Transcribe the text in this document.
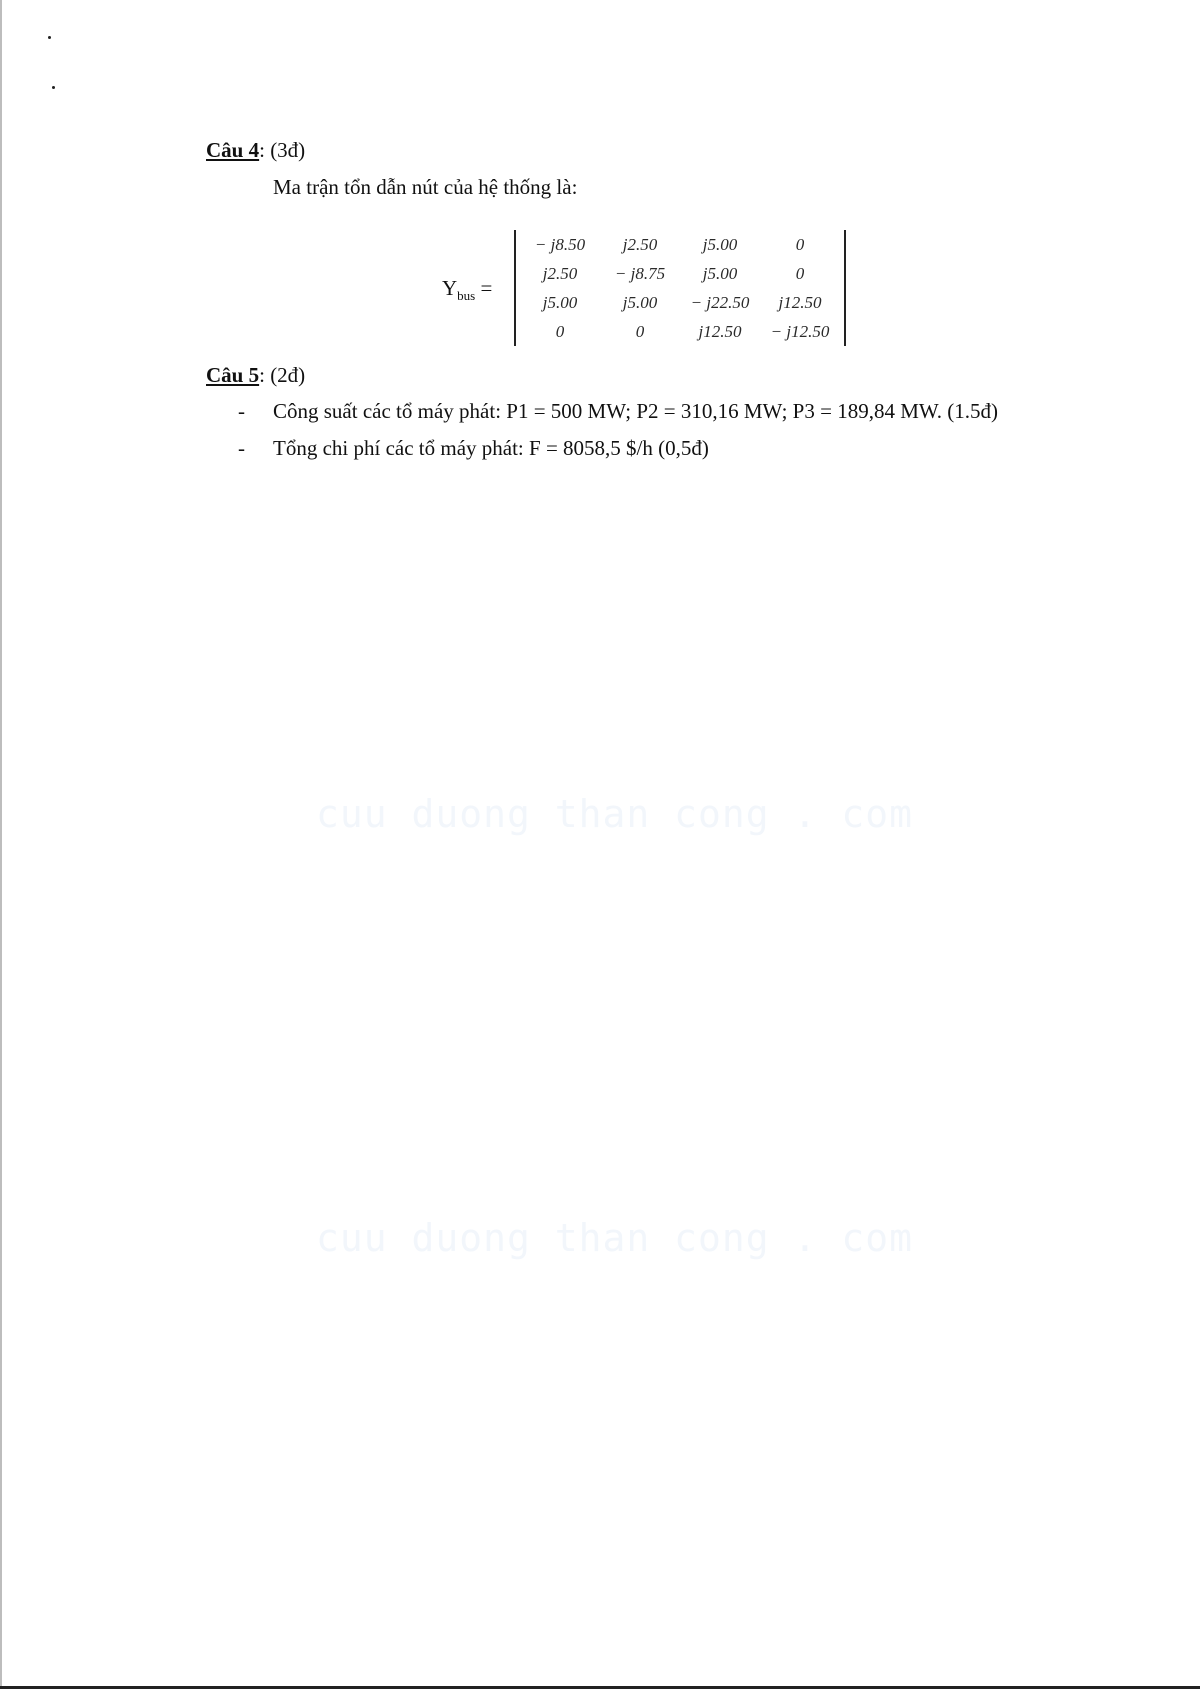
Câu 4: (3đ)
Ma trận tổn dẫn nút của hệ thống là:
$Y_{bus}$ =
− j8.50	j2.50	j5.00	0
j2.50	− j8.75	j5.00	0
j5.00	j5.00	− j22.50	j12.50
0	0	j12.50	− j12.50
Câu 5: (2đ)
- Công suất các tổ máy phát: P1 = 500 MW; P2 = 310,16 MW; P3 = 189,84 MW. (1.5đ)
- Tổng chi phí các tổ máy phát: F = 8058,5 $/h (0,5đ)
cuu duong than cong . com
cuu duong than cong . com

...

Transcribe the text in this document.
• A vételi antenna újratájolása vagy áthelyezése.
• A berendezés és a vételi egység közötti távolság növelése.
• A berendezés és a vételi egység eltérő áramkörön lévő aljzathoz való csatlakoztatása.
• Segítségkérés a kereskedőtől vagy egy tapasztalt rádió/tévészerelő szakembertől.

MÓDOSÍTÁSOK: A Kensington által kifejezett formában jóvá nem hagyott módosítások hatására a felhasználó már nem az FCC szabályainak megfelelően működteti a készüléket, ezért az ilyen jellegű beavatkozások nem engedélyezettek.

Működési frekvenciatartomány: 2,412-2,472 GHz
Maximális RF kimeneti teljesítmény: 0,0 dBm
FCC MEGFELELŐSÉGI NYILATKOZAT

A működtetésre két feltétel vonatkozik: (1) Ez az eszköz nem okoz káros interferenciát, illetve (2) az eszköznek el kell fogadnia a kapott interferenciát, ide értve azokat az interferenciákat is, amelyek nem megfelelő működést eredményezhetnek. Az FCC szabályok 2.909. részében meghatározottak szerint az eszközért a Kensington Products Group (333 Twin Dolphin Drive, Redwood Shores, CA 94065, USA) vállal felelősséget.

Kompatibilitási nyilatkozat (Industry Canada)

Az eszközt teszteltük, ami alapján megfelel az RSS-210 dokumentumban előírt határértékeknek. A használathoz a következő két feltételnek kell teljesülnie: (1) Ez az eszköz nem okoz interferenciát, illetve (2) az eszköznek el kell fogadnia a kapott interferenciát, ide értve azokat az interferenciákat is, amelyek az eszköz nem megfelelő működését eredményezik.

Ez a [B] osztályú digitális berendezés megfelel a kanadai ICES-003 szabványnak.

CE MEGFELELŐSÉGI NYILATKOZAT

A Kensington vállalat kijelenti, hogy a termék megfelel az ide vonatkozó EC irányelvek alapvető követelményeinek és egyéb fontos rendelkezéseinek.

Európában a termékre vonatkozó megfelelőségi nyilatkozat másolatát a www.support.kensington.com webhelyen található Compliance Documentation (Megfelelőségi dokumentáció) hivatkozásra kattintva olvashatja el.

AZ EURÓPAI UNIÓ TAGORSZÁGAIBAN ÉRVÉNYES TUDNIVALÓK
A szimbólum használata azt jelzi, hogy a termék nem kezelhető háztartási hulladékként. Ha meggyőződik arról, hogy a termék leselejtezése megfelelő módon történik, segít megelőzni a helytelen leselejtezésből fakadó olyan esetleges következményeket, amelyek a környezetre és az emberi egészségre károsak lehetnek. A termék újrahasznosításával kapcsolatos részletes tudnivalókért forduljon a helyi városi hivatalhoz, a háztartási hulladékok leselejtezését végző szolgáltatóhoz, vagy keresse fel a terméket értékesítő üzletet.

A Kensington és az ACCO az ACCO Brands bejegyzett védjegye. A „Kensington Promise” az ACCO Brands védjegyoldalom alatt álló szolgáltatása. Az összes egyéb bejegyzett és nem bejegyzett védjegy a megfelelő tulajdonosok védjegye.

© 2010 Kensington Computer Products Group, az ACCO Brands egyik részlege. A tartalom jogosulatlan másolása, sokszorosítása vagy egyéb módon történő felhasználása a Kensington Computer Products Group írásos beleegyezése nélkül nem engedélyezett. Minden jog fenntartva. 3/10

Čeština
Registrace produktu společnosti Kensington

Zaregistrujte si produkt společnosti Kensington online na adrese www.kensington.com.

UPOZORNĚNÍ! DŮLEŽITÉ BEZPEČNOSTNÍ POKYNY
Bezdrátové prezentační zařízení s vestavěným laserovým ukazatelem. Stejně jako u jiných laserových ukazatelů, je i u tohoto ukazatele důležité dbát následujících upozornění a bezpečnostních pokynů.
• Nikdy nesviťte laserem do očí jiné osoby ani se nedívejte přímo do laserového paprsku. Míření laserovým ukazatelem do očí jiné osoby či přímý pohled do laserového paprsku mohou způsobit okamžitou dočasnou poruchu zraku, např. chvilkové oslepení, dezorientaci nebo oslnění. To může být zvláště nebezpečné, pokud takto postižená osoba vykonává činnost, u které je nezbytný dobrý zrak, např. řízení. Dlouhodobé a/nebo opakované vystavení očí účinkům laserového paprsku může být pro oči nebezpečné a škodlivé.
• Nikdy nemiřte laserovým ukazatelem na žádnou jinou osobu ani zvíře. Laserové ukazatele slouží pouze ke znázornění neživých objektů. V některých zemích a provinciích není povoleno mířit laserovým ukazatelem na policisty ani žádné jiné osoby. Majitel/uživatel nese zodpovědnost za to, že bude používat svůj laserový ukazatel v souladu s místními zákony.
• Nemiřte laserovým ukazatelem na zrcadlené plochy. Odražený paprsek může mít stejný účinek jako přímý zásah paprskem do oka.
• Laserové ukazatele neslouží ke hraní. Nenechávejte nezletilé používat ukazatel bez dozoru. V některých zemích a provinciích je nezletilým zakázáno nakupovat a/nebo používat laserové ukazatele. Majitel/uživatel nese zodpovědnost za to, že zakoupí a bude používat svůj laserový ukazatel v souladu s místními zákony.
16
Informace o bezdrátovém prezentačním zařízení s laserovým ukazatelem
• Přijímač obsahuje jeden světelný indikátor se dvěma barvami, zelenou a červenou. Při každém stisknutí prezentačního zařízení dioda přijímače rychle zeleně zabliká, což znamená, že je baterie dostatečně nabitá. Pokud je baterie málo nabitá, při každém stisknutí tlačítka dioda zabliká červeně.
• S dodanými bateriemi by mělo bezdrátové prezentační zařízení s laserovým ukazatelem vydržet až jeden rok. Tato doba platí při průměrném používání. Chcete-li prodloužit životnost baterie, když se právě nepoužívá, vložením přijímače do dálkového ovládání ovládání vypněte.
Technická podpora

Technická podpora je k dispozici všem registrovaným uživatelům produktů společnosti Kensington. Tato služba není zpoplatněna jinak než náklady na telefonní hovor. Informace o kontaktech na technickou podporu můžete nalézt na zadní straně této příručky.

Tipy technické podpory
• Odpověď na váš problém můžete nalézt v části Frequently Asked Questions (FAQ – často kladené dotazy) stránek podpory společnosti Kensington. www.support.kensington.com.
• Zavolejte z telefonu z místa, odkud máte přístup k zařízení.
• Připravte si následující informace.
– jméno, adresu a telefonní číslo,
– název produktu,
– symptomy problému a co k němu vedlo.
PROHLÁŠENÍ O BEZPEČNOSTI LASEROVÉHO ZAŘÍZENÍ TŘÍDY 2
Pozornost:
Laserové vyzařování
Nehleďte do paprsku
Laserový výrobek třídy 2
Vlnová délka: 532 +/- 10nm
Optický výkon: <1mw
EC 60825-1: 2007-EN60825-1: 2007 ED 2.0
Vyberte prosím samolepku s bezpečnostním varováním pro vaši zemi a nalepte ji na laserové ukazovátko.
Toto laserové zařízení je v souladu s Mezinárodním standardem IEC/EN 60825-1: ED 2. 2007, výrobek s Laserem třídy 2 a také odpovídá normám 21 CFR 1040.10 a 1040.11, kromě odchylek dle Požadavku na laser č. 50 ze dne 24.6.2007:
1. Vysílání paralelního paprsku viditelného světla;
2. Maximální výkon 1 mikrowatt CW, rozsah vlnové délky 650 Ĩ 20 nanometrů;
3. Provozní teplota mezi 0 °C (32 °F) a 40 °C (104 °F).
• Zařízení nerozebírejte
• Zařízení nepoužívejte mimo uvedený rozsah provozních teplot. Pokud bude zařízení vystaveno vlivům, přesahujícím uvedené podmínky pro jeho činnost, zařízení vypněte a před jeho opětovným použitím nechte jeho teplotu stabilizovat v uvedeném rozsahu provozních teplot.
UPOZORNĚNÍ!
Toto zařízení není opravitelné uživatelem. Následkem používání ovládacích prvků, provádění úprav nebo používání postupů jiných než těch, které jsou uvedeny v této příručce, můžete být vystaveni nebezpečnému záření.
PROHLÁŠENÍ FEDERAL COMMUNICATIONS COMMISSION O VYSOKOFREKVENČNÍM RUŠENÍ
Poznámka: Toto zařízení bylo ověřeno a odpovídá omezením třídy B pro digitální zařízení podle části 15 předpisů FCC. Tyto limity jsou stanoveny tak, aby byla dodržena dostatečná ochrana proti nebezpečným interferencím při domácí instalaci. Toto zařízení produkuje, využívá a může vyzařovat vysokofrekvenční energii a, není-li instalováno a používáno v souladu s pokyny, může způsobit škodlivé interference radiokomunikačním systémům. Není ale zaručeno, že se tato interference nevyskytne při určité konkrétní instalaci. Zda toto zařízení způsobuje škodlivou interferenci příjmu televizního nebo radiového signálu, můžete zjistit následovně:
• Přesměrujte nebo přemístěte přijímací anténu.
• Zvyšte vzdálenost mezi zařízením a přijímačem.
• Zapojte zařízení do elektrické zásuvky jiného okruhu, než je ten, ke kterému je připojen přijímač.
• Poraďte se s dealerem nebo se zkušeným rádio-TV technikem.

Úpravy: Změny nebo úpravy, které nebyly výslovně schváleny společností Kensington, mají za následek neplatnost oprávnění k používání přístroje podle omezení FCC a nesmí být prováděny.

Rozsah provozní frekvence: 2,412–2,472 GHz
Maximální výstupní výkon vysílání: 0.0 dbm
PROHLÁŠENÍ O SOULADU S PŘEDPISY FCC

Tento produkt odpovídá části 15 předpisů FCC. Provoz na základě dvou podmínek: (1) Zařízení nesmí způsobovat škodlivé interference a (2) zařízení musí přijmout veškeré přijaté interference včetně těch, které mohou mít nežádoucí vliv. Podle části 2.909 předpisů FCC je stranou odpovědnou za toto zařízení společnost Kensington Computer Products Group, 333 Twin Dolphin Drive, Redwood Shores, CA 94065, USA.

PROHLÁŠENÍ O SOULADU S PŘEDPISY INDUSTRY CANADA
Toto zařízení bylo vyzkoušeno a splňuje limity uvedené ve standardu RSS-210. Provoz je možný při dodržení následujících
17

...

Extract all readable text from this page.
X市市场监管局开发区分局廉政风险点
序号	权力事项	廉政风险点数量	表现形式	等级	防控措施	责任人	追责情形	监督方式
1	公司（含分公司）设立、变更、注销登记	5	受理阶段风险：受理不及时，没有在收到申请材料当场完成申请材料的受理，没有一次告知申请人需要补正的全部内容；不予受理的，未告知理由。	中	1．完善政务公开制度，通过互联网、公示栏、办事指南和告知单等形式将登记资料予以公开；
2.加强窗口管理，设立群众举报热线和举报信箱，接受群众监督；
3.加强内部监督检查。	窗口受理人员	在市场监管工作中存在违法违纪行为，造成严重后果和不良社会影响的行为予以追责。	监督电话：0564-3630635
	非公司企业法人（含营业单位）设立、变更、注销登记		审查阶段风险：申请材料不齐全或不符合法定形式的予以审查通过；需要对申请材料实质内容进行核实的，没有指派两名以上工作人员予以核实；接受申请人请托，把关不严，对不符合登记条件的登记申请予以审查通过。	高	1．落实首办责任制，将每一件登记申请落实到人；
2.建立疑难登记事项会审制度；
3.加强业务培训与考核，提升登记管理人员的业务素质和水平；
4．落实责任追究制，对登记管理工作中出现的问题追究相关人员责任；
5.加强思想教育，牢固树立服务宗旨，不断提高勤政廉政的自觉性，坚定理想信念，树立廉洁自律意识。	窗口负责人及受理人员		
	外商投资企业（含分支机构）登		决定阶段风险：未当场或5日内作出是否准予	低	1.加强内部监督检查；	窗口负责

**What to do**
Search the entries for the word "PROHLÁŠENÍ" and copy every line that has it.

**Correct answer**
PROHLÁŠENÍ O BEZPEČNOSTI LASEROVÉHO ZAŘÍZENÍ TŘÍDY 2
PROHLÁŠENÍ FEDERAL COMMUNICATIONS COMMISSION O VYSOKOFREKVENČNÍM RUŠENÍ
PROHLÁŠENÍ O SOULADU S PŘEDPISY FCC
PROHLÁŠENÍ O SOULADU S PŘEDPISY INDUSTRY CANADA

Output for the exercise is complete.